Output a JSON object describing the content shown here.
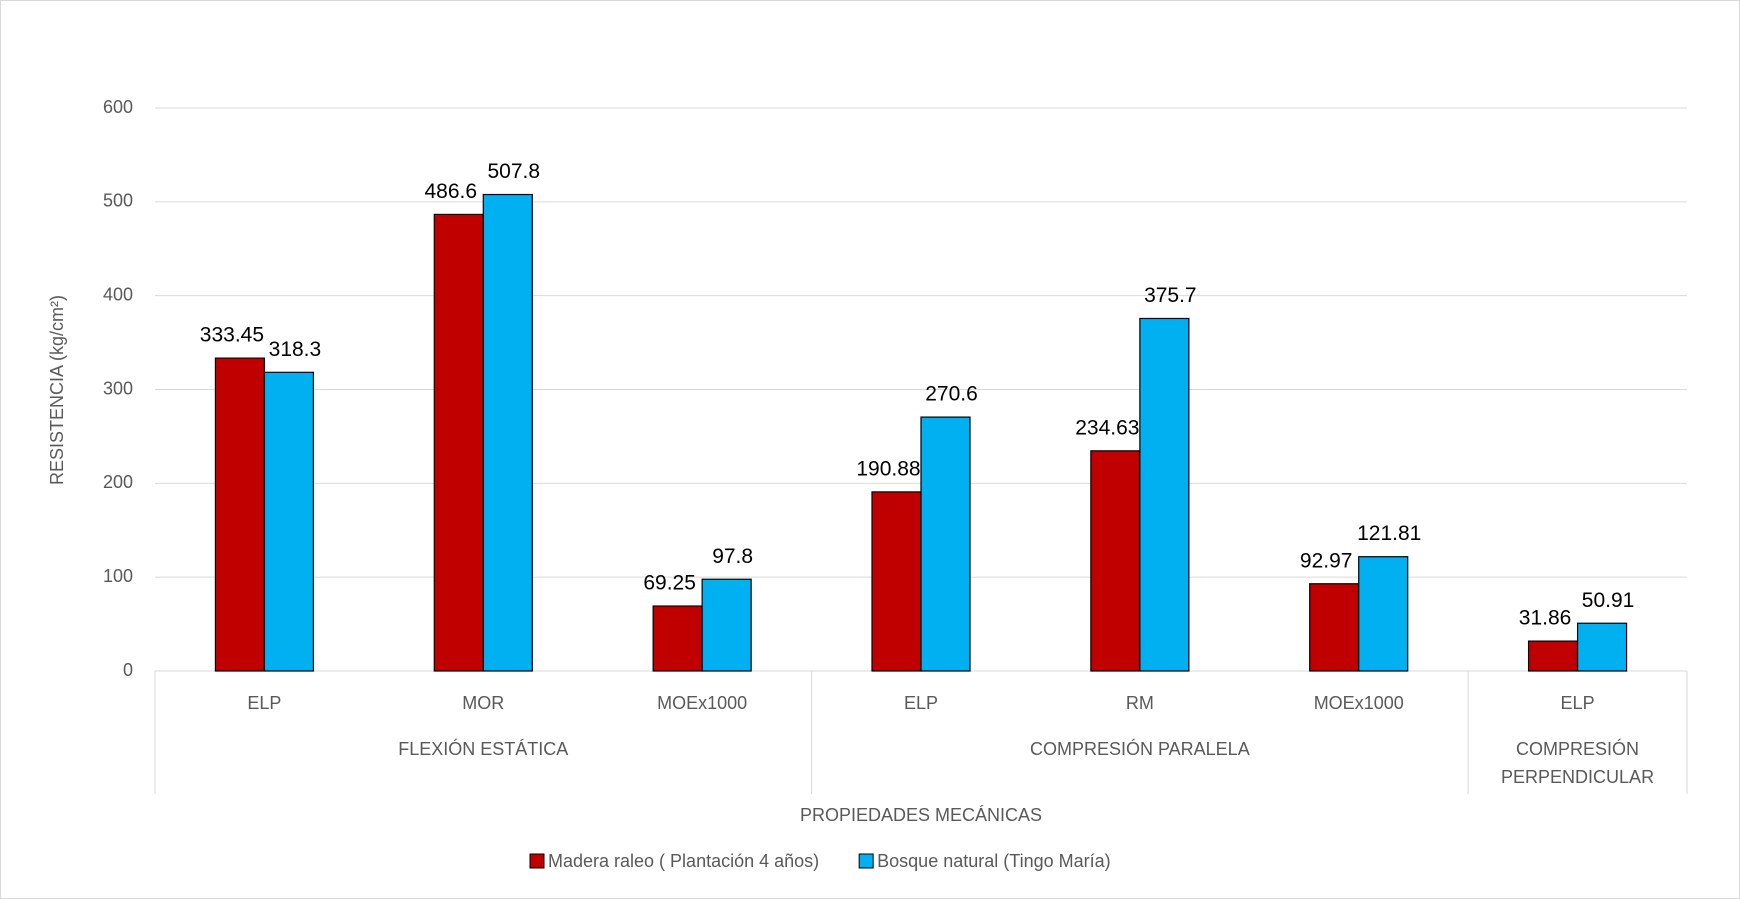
{
  "chart_data": {
    "type": "bar",
    "y_label": "RESISTENCIA  (kg/cm²)",
    "x_label": "PROPIEDADES MECÁNICAS",
    "groups": [
      {
        "name": "FLEXIÓN ESTÁTICA",
        "categories": [
          "ELP",
          "MOR",
          "MOEx1000"
        ]
      },
      {
        "name": "COMPRESIÓN PARALELA",
        "categories": [
          "ELP",
          "RM",
          "MOEx1000"
        ]
      },
      {
        "name": "COMPRESIÓN PERPENDICULAR",
        "categories": [
          "ELP"
        ]
      }
    ],
    "series": [
      {
        "name": "Madera raleo ( Plantación 4 años)",
        "color": "#c00000",
        "values": [
          333.45,
          486.6,
          69.25,
          190.88,
          234.63,
          92.97,
          31.86
        ]
      },
      {
        "name": "Bosque natural (Tingo María)",
        "color": "#00b0f0",
        "values": [
          318.3,
          507.8,
          97.8,
          270.6,
          375.7,
          121.81,
          50.91
        ]
      }
    ],
    "ylim": [
      0,
      600
    ],
    "yticks": [
      0,
      100,
      200,
      300,
      400,
      500,
      600
    ],
    "grid": true,
    "legend": "bottom"
  }
}
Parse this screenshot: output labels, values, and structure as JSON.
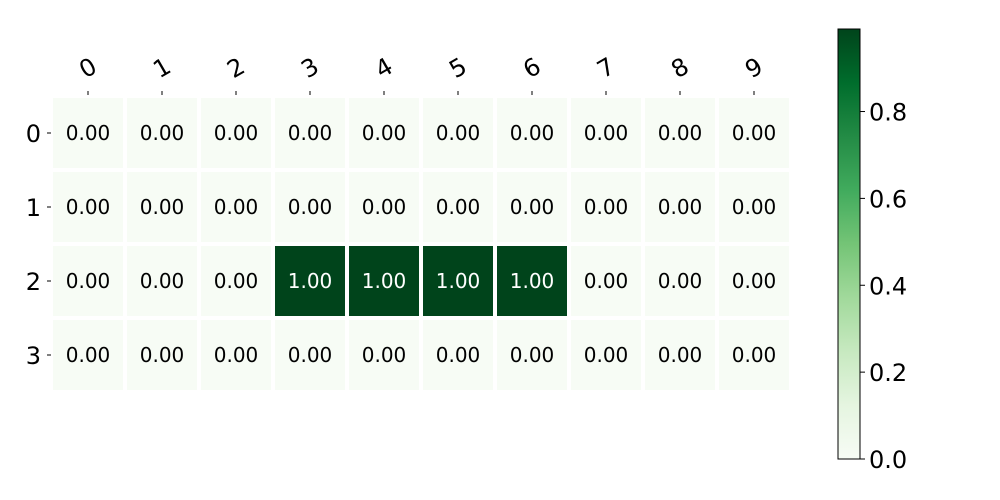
{
  "chart_data": {
    "type": "heatmap",
    "x_tick_labels": [
      "0",
      "1",
      "2",
      "3",
      "4",
      "5",
      "6",
      "7",
      "8",
      "9"
    ],
    "y_tick_labels": [
      "0",
      "1",
      "2",
      "3"
    ],
    "values": [
      [
        0,
        0,
        0,
        0,
        0,
        0,
        0,
        0,
        0,
        0
      ],
      [
        0,
        0,
        0,
        0,
        0,
        0,
        0,
        0,
        0,
        0
      ],
      [
        0,
        0,
        0,
        1,
        1,
        1,
        1,
        0,
        0,
        0
      ],
      [
        0,
        0,
        0,
        0,
        0,
        0,
        0,
        0,
        0,
        0
      ]
    ],
    "cell_labels": [
      [
        "0.00",
        "0.00",
        "0.00",
        "0.00",
        "0.00",
        "0.00",
        "0.00",
        "0.00",
        "0.00",
        "0.00"
      ],
      [
        "0.00",
        "0.00",
        "0.00",
        "0.00",
        "0.00",
        "0.00",
        "0.00",
        "0.00",
        "0.00",
        "0.00"
      ],
      [
        "0.00",
        "0.00",
        "0.00",
        "1.00",
        "1.00",
        "1.00",
        "1.00",
        "0.00",
        "0.00",
        "0.00"
      ],
      [
        "0.00",
        "0.00",
        "0.00",
        "0.00",
        "0.00",
        "0.00",
        "0.00",
        "0.00",
        "0.00",
        "0.00"
      ]
    ],
    "colormap": "Greens",
    "vmin": 0,
    "vmax": 1,
    "colorbar": {
      "tick_values": [
        0,
        0.2,
        0.4,
        0.6,
        0.8
      ],
      "tick_labels": [
        "0.0",
        "0.2",
        "0.4",
        "0.6",
        "0.8"
      ]
    },
    "x_axis_position": "top",
    "grid": false,
    "colors": {
      "low": "#f7fcf5",
      "high": "#00441b",
      "text_on_low": "#000000",
      "text_on_high": "#ffffff"
    }
  }
}
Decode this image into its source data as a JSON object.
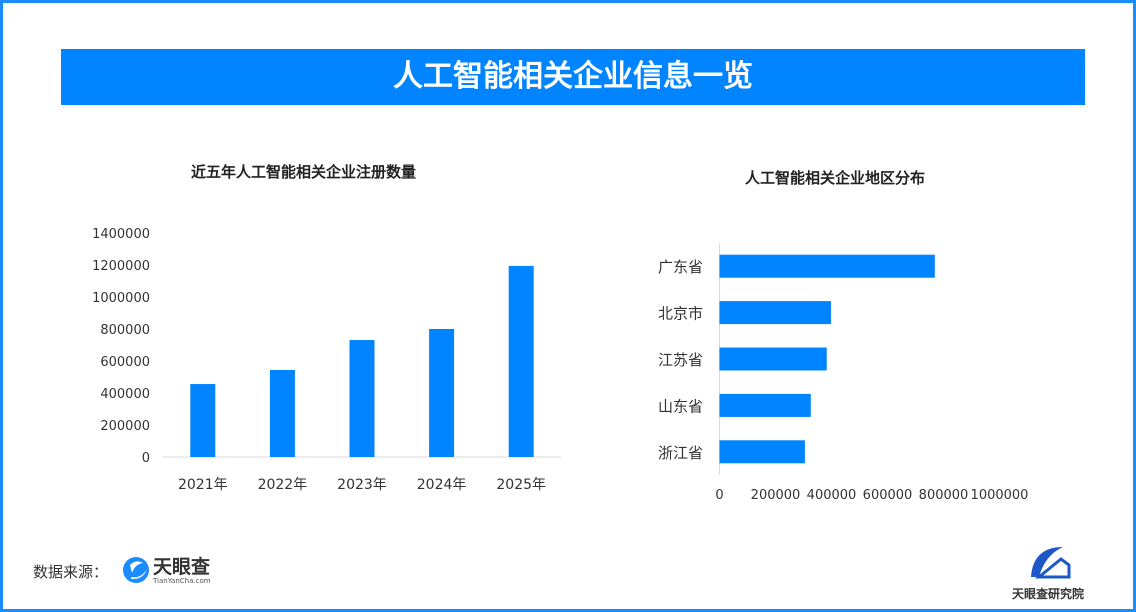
{
  "banner_title": "人工智能相关企业信息一览",
  "chart_data": [
    {
      "type": "bar",
      "title": "近五年人工智能相关企业注册数量",
      "categories": [
        "2021年",
        "2022年",
        "2023年",
        "2024年",
        "2025年"
      ],
      "values": [
        456000,
        544000,
        731000,
        800000,
        1194000
      ],
      "ylim": [
        0,
        1400000
      ],
      "yticks": [
        0,
        200000,
        400000,
        600000,
        800000,
        1000000,
        1200000,
        1400000
      ],
      "orientation": "vertical",
      "grid": false,
      "color": "#0084ff"
    },
    {
      "type": "bar",
      "title": "人工智能相关企业地区分布",
      "categories": [
        "广东省",
        "北京市",
        "江苏省",
        "山东省",
        "浙江省"
      ],
      "values": [
        769000,
        398000,
        383000,
        326000,
        305000
      ],
      "xlim": [
        0,
        1000000
      ],
      "xticks": [
        0,
        200000,
        400000,
        600000,
        800000,
        1000000
      ],
      "orientation": "horizontal",
      "grid": false,
      "color": "#0084ff"
    }
  ],
  "footer": {
    "source_label": "数据来源：",
    "source_logo_text": "天眼查",
    "source_logo_sub": "TianYanCha.com",
    "institute_logo_text": "天眼查研究院"
  }
}
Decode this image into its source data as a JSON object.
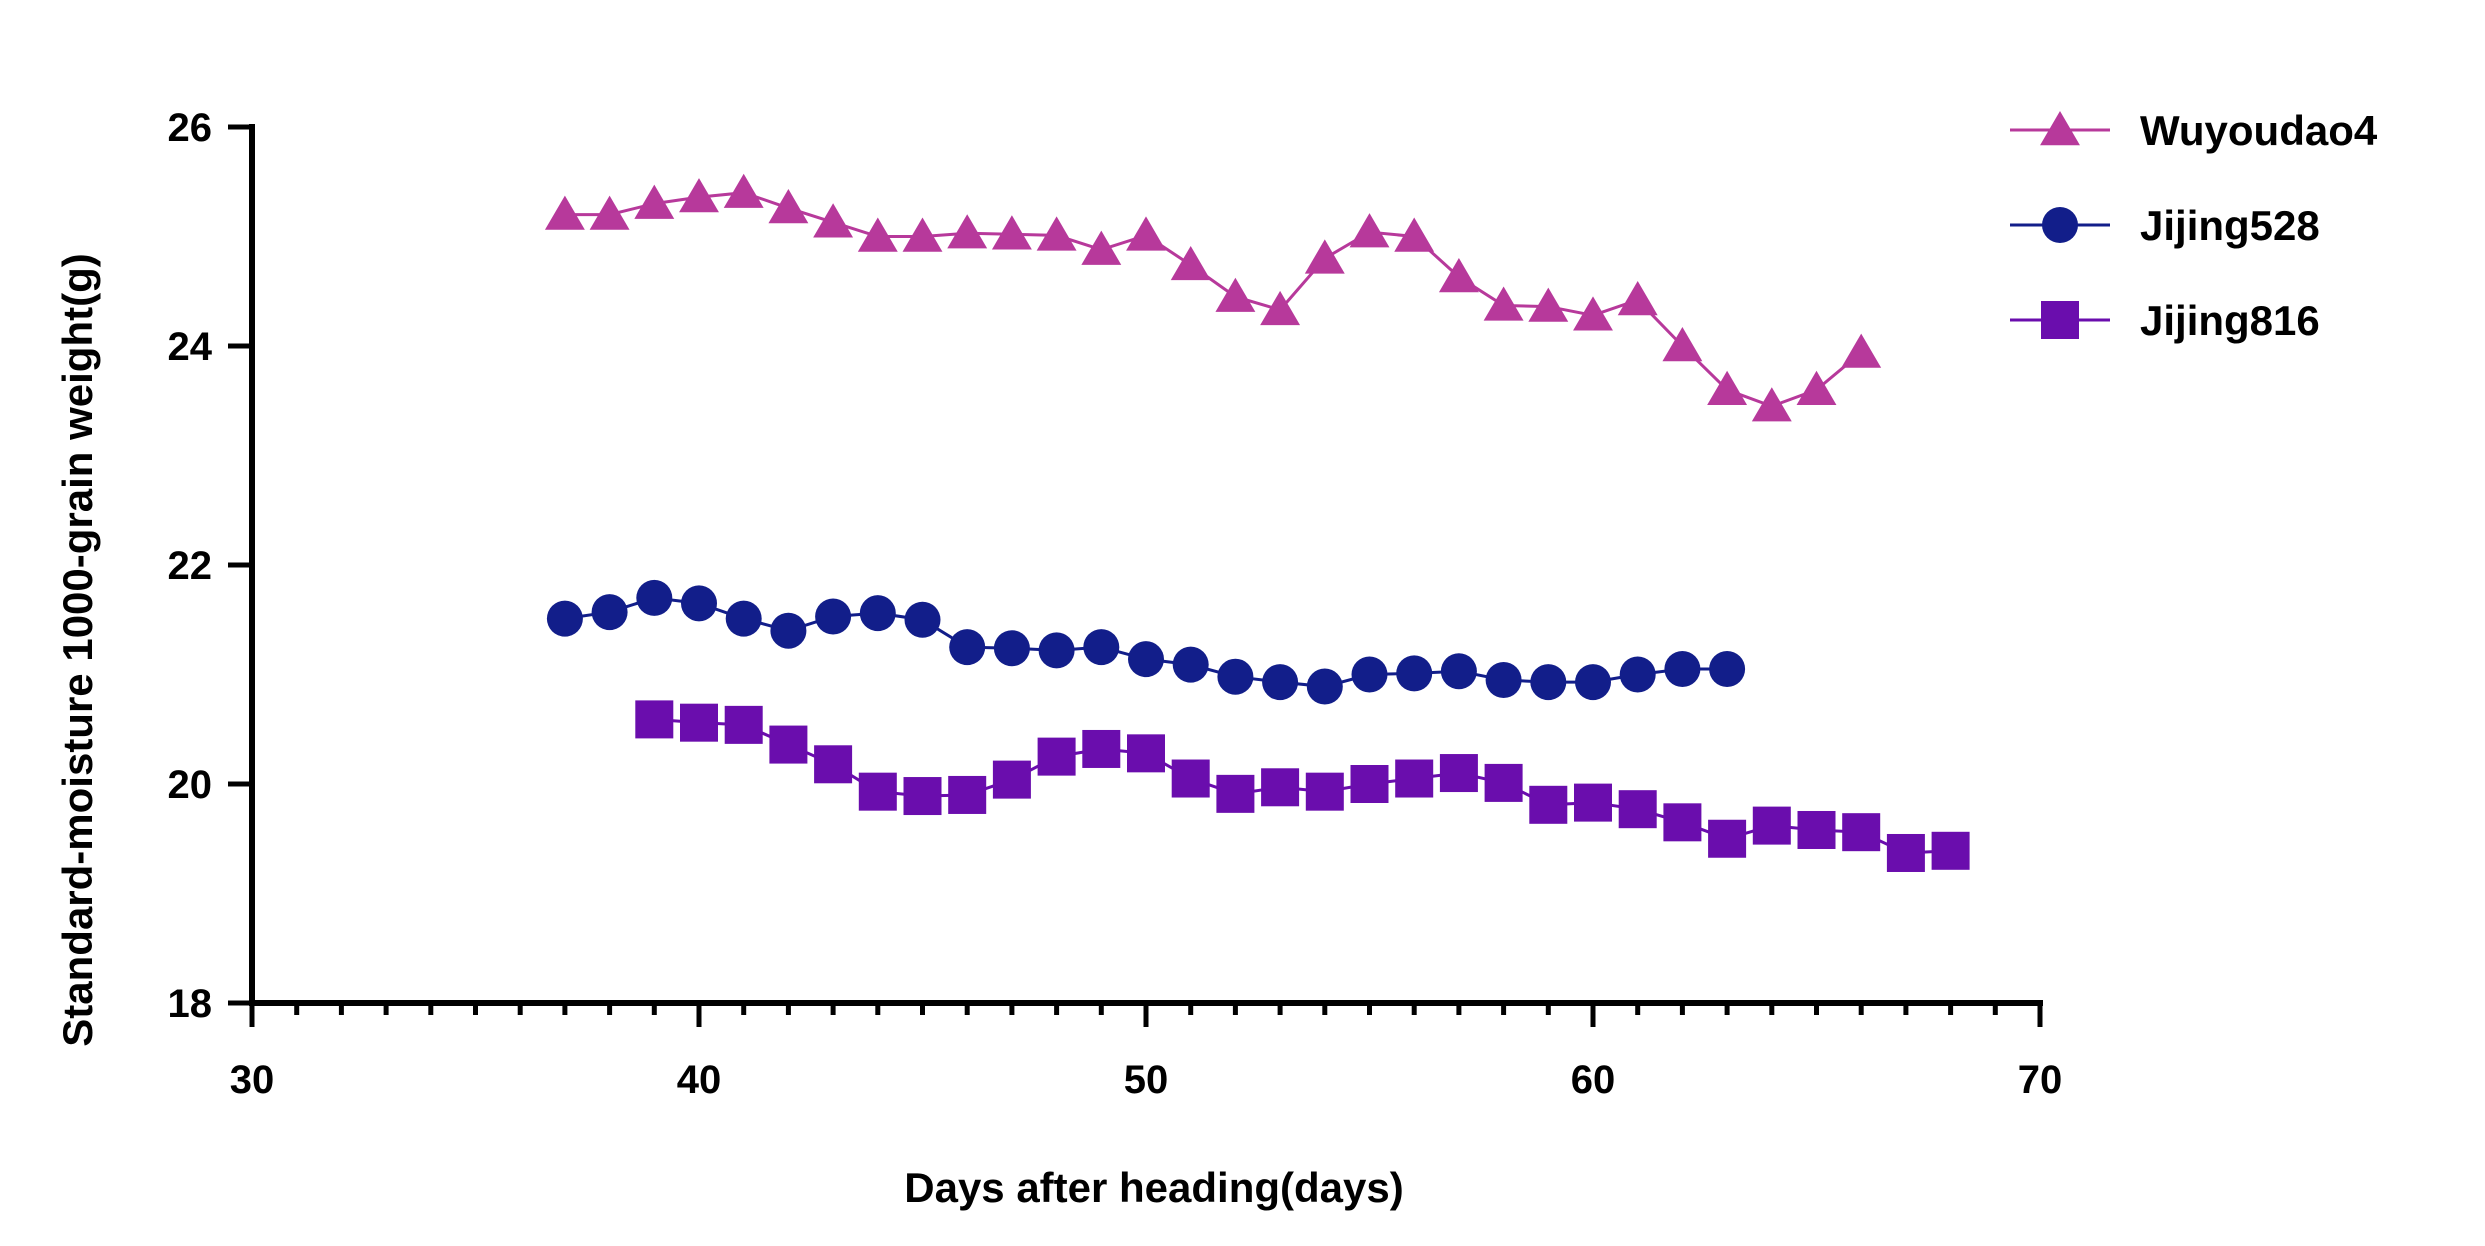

WHAT IS EXPECTED: In your copy, leave out the pictures and reproduce the material above exactly.

FULL OUTPUT:
Output a JSON object describing the content shown here.
{
  "chart_data": {
    "type": "bar",
    "y_label": "RESISTENCIA  (kg/cm²)",
    "x_label": "PROPIEDADES MECÁNICAS",
    "groups": [
      {
        "name": "FLEXIÓN ESTÁTICA",
        "categories": [
          "ELP",
          "MOR",
          "MOEx1000"
        ]
      },
      {
        "name": "COMPRESIÓN PARALELA",
        "categories": [
          "ELP",
          "RM",
          "MOEx1000"
        ]
      },
      {
        "name": "COMPRESIÓN PERPENDICULAR",
        "categories": [
          "ELP"
        ]
      }
    ],
    "series": [
      {
        "name": "Madera raleo ( Plantación 4 años)",
        "color": "#c00000",
        "values": [
          333.45,
          486.6,
          69.25,
          190.88,
          234.63,
          92.97,
          31.86
        ]
      },
      {
        "name": "Bosque natural (Tingo María)",
        "color": "#00b0f0",
        "values": [
          318.3,
          507.8,
          97.8,
          270.6,
          375.7,
          121.81,
          50.91
        ]
      }
    ],
    "ylim": [
      0,
      600
    ],
    "yticks": [
      0,
      100,
      200,
      300,
      400,
      500,
      600
    ],
    "grid": true,
    "legend": "bottom"
  }
}
Parse this screenshot: output labels, values, and structure as JSON.
{
  "chart_data": {
    "type": "heatmap",
    "x_tick_labels": [
      "0",
      "1",
      "2",
      "3",
      "4",
      "5",
      "6",
      "7",
      "8",
      "9"
    ],
    "y_tick_labels": [
      "0",
      "1",
      "2",
      "3"
    ],
    "values": [
      [
        0,
        0,
        0,
        0,
        0,
        0,
        0,
        0,
        0,
        0
      ],
      [
        0,
        0,
        0,
        0,
        0,
        0,
        0,
        0,
        0,
        0
      ],
      [
        0,
        0,
        0,
        1,
        1,
        1,
        1,
        0,
        0,
        0
      ],
      [
        0,
        0,
        0,
        0,
        0,
        0,
        0,
        0,
        0,
        0
      ]
    ],
    "cell_labels": [
      [
        "0.00",
        "0.00",
        "0.00",
        "0.00",
        "0.00",
        "0.00",
        "0.00",
        "0.00",
        "0.00",
        "0.00"
      ],
      [
        "0.00",
        "0.00",
        "0.00",
        "0.00",
        "0.00",
        "0.00",
        "0.00",
        "0.00",
        "0.00",
        "0.00"
      ],
      [
        "0.00",
        "0.00",
        "0.00",
        "1.00",
        "1.00",
        "1.00",
        "1.00",
        "0.00",
        "0.00",
        "0.00"
      ],
      [
        "0.00",
        "0.00",
        "0.00",
        "0.00",
        "0.00",
        "0.00",
        "0.00",
        "0.00",
        "0.00",
        "0.00"
      ]
    ],
    "colormap": "Greens",
    "vmin": 0,
    "vmax": 1,
    "colorbar": {
      "tick_values": [
        0,
        0.2,
        0.4,
        0.6,
        0.8
      ],
      "tick_labels": [
        "0.0",
        "0.2",
        "0.4",
        "0.6",
        "0.8"
      ]
    },
    "x_axis_position": "top",
    "grid": false,
    "colors": {
      "low": "#f7fcf5",
      "high": "#00441b",
      "text_on_low": "#000000",
      "text_on_high": "#ffffff"
    }
  }
}
Decode this image into its source data as a JSON object.
{
  "banner_title": "人工智能相关企业信息一览",
  "chart_data": [
    {
      "type": "bar",
      "title": "近五年人工智能相关企业注册数量",
      "categories": [
        "2021年",
        "2022年",
        "2023年",
        "2024年",
        "2025年"
      ],
      "values": [
        456000,
        544000,
        731000,
        800000,
        1194000
      ],
      "ylim": [
        0,
        1400000
      ],
      "yticks": [
        0,
        200000,
        400000,
        600000,
        800000,
        1000000,
        1200000,
        1400000
      ],
      "orientation": "vertical",
      "grid": false,
      "color": "#0084ff"
    },
    {
      "type": "bar",
      "title": "人工智能相关企业地区分布",
      "categories": [
        "广东省",
        "北京市",
        "江苏省",
        "山东省",
        "浙江省"
      ],
      "values": [
        769000,
        398000,
        383000,
        326000,
        305000
      ],
      "xlim": [
        0,
        1000000
      ],
      "xticks": [
        0,
        200000,
        400000,
        600000,
        800000,
        1000000
      ],
      "orientation": "horizontal",
      "grid": false,
      "color": "#0084ff"
    }
  ],
  "footer": {
    "source_label": "数据来源：",
    "source_logo_text": "天眼查",
    "source_logo_sub": "TianYanCha.com",
    "institute_logo_text": "天眼查研究院"
  }
}
Decode this image into its source data as a JSON object.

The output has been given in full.